*Input*.
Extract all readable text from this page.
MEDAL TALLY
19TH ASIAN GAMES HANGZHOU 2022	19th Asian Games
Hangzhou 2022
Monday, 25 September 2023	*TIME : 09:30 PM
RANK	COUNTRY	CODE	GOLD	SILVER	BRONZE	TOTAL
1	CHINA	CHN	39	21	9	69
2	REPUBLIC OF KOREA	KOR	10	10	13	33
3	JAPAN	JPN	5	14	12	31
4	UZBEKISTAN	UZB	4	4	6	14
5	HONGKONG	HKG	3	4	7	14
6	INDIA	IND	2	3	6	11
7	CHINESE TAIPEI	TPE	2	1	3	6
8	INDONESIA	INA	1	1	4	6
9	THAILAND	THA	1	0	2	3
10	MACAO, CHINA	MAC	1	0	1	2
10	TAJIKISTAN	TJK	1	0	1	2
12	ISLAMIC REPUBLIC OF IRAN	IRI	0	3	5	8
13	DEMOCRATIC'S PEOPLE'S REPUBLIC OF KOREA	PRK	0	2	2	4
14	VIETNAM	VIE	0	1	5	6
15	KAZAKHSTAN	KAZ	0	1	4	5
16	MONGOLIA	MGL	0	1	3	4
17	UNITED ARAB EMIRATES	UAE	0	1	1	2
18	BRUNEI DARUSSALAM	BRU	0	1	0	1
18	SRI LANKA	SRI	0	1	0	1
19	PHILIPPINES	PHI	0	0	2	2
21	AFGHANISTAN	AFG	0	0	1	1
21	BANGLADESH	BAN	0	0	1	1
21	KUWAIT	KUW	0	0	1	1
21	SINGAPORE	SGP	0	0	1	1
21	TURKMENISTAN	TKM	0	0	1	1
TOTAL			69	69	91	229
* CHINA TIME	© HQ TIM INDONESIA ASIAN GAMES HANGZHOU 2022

*Instructions for the task*.
Return each full line of the entries that contains the word "TIME".

*Response below*.
Monday, 25 September 2023	*TIME : 09:30 PM
* CHINA TIME	© HQ TIM INDONESIA ASIAN GAMES HANGZHOU 2022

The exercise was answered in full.